It is a generally recognized rule that the prosecuting attorney should be interrupted during his final summation to the jury at the moment he makes a statement defense counsel feels is improper or does some act he feels is objectionable.1 At that time counsel for the accused, invoking a ruling or action on the part of the trial judge, must point out specifically the portion of the argument objected to or the misconduct complained of and give the grounds for the objection.2 If the ruling or action is adverse, specific exception thereto must be taken immediately and the entire matter preserved in precise terms in appropriate stenographic notations in order that it may be clear to the appellate court the exact basis for the ruling or action with which the party unfavorably affected takes issue,3 as it is elementary that a bill of exceptions cannot be reserved, for the first time, after verdict in a motion for a new trial.4 Furthermore, where the closing argument is not recorded as a part of the transcript of the trial, and the judge and defense counsel differ as to what was said or done during this argument that is considered improper, the statement of the trial judge as to what occurred must be accepted as true.5 See, generally, 5 Wharton's Criminal Law and Procedure 238, Section 2079; 23 C.J.S. Criminal Law §§ 1113, 1114, and 1115, pp. 595--599; 2 Marr's Criminal Jurisprudence 1024--1027, Section 668.

#### [Material supplied]

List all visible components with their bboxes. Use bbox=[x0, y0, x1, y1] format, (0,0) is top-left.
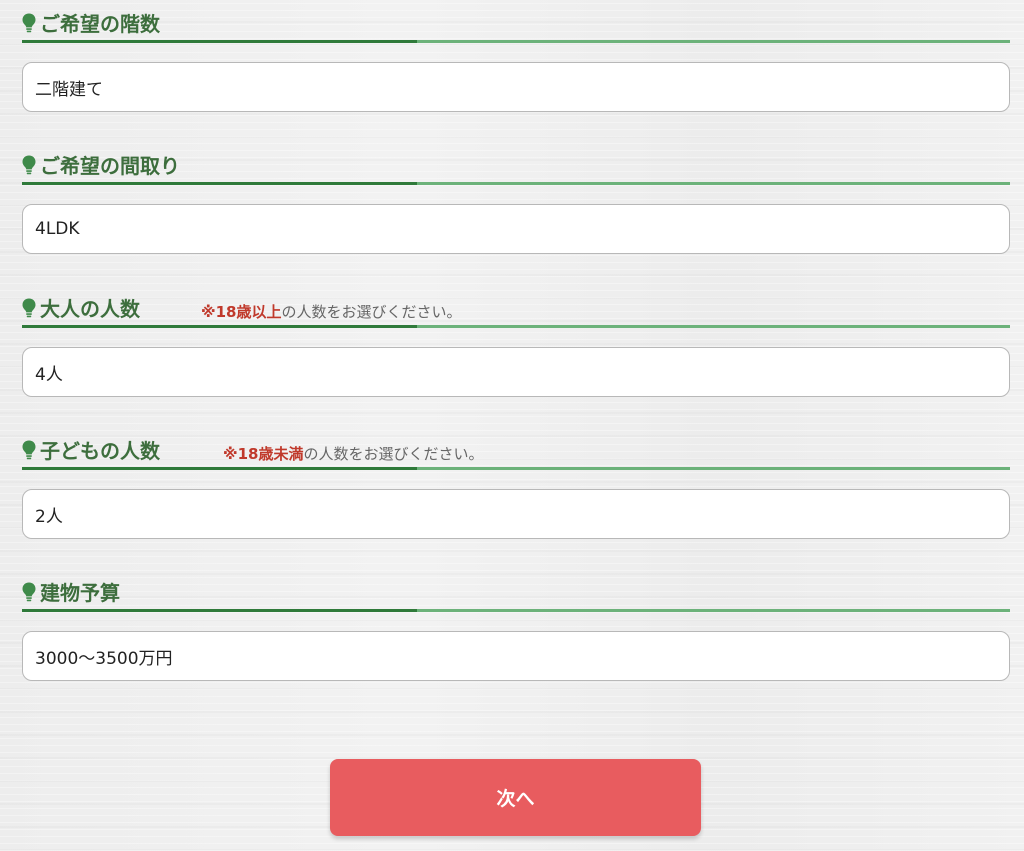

---

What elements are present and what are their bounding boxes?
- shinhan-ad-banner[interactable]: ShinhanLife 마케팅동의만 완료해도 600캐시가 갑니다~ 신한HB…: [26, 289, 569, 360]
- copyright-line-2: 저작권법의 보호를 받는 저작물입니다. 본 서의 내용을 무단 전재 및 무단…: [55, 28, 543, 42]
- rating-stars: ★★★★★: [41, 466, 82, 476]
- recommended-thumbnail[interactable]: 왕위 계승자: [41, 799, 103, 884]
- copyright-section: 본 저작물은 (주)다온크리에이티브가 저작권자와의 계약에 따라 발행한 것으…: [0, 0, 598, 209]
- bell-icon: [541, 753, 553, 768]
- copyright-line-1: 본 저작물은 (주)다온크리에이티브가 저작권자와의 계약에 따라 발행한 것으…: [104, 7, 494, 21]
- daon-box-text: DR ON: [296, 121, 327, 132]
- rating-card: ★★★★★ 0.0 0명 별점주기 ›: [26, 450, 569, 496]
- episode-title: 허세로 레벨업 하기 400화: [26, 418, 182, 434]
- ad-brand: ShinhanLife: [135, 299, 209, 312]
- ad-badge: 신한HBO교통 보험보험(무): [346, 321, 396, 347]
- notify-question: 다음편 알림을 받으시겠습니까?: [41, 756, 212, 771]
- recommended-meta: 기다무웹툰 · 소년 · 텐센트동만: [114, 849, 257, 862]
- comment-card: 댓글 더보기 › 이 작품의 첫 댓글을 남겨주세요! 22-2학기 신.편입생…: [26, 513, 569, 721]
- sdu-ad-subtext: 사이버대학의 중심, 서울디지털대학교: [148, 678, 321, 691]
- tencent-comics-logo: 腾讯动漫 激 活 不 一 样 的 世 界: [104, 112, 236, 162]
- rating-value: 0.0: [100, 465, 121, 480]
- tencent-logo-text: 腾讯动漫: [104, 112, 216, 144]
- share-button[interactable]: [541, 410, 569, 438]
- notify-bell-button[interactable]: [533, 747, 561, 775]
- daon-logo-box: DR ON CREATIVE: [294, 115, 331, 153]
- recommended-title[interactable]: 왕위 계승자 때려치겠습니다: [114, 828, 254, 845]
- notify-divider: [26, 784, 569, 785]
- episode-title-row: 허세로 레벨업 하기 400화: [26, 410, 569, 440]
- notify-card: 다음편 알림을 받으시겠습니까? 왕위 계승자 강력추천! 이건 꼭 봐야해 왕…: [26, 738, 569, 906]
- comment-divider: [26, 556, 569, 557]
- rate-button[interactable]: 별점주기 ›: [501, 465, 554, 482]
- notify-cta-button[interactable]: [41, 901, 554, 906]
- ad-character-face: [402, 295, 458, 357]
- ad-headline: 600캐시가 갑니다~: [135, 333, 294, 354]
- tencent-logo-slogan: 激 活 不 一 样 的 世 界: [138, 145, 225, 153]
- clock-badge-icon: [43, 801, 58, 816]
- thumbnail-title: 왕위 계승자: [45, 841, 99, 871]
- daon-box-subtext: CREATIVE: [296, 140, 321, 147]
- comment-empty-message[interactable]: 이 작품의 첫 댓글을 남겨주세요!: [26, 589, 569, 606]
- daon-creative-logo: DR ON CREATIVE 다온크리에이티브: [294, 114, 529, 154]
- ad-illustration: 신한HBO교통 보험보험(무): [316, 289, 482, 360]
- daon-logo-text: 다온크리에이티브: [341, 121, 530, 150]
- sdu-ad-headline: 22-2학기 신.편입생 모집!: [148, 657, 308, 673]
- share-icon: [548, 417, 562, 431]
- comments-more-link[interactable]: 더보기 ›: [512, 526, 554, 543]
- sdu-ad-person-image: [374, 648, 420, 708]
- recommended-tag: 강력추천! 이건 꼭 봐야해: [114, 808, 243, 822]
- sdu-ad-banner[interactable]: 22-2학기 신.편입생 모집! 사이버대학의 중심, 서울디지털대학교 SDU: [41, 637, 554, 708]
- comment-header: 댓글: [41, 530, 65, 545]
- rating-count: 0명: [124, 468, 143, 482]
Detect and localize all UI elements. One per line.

* * *

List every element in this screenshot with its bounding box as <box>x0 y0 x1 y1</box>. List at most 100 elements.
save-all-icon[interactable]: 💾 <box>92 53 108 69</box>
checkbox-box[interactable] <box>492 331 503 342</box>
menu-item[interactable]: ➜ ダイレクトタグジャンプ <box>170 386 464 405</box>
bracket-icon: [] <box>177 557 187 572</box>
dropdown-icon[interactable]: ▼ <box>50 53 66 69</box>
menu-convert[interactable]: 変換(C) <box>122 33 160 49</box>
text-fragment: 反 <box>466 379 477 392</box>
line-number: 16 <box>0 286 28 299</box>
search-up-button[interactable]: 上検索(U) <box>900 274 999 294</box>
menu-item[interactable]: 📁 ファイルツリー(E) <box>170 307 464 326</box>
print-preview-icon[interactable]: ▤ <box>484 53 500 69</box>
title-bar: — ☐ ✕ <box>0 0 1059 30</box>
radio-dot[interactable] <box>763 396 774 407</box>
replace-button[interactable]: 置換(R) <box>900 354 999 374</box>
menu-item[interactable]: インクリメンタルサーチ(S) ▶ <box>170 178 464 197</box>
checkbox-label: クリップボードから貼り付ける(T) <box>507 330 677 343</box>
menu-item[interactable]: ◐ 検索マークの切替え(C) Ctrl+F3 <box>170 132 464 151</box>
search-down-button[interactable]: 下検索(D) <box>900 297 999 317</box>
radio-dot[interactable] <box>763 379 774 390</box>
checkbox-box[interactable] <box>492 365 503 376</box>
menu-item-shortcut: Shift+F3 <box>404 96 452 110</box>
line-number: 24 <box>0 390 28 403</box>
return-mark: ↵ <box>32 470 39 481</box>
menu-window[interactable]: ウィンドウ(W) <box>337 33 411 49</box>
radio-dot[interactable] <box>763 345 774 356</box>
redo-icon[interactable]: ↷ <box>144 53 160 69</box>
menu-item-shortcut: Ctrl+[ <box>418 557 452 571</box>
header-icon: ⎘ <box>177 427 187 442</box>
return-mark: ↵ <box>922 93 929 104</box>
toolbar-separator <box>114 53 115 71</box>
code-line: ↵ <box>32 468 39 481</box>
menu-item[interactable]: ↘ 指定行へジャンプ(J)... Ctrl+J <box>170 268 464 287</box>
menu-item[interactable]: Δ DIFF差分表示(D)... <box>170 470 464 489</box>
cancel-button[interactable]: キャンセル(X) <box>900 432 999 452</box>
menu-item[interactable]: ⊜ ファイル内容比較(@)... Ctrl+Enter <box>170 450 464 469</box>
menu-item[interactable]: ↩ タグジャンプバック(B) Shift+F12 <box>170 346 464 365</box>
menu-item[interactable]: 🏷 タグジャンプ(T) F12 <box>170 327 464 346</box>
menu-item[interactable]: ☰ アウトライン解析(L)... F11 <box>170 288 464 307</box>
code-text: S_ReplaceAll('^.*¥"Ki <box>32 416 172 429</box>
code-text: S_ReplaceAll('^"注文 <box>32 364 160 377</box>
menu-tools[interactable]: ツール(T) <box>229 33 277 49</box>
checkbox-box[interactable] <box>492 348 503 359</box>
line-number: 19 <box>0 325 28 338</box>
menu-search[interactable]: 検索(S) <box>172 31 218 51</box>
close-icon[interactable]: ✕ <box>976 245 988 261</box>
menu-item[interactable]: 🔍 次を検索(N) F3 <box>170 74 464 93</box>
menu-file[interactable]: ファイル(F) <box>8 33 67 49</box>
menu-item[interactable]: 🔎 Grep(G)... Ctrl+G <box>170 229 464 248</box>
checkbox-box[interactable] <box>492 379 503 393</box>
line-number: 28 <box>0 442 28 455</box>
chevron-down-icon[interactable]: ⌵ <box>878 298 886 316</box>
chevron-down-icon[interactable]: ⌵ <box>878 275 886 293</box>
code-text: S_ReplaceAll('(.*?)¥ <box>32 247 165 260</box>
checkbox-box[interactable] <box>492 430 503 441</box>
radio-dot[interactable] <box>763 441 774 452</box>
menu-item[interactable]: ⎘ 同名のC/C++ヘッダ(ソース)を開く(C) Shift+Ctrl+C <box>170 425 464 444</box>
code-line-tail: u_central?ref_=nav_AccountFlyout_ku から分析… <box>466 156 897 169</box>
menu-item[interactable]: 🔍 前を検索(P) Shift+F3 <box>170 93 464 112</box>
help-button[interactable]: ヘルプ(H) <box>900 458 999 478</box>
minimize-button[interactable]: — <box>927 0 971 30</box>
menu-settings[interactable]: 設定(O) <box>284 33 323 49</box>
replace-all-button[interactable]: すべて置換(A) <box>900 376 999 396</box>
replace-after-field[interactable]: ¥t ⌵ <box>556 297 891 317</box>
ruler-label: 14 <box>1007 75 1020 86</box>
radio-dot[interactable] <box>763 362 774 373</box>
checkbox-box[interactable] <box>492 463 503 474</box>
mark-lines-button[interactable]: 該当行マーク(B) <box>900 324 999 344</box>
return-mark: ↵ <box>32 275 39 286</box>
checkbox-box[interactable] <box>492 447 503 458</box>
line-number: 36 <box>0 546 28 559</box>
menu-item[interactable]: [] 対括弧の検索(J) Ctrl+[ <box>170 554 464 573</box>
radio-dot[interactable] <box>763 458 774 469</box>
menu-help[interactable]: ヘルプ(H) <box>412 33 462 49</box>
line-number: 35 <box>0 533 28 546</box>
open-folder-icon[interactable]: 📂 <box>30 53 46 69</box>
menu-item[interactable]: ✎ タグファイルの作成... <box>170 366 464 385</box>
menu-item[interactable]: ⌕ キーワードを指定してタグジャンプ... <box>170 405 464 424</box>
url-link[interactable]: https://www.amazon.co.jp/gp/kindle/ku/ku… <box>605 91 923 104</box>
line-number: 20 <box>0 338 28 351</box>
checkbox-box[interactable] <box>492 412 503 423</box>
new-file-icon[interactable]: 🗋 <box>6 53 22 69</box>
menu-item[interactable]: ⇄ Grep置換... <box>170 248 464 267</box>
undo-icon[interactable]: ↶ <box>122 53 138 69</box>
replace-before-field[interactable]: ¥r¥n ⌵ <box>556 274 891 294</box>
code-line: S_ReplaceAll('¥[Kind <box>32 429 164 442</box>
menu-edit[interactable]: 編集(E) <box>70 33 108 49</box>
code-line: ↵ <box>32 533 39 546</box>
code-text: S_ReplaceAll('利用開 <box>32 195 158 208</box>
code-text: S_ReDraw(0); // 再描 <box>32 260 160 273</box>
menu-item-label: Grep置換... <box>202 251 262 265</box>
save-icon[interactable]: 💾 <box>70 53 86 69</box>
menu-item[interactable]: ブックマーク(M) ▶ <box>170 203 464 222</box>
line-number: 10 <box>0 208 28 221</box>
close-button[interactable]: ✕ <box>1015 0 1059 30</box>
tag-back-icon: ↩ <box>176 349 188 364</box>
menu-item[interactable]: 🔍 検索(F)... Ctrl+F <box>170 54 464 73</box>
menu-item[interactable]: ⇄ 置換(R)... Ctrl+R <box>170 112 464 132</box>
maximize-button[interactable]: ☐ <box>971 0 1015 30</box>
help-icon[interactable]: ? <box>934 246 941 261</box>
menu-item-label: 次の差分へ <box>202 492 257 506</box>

#### [Exercises]
A – In the passage on objecting to a prosecutor's closing argument, whose account of what happened must be accepted as true when the argument was not recorded and the judge and defense counsel disagree?
B – Put this sentence from the passage on objecting to a prosecutor's closing argument into Spanish: "It is a generally recognized rule that the prosecuting attorney should be interrupted during his final summation to the jury at the moment he makes a statement defense counsel feels is improper or does some act he feels is objectionable."
C – Does each statement agree with the passage on objecting to a prosecutor's closing argument? Answer yes or no for each and quote the words that decide it.
(i) Counsel for the accused must state the grounds for an objection.
(ii) A bill of exceptions may be reserved for the first time after verdict in a motion for a new trial.
(iii) Exception to an adverse ruling may be taken at any later point in the trial.

#### [Replies]
A – The trial judge's statement of what occurred.

B – Es una regla generalmente reconocida que se debe interrumpir al fiscal durante su alegato final ante el jurado en el momento en que hace una declaración que el abogado defensor considera improcedente o realiza algún acto que este considera objetable.

C –
(i) Yes: "give the grounds for the objection"
(ii) No: "a bill of exceptions cannot be reserved, for the first time, after verdict in a motion for a new trial"
(iii) No: "specific exception thereto must be taken immediately"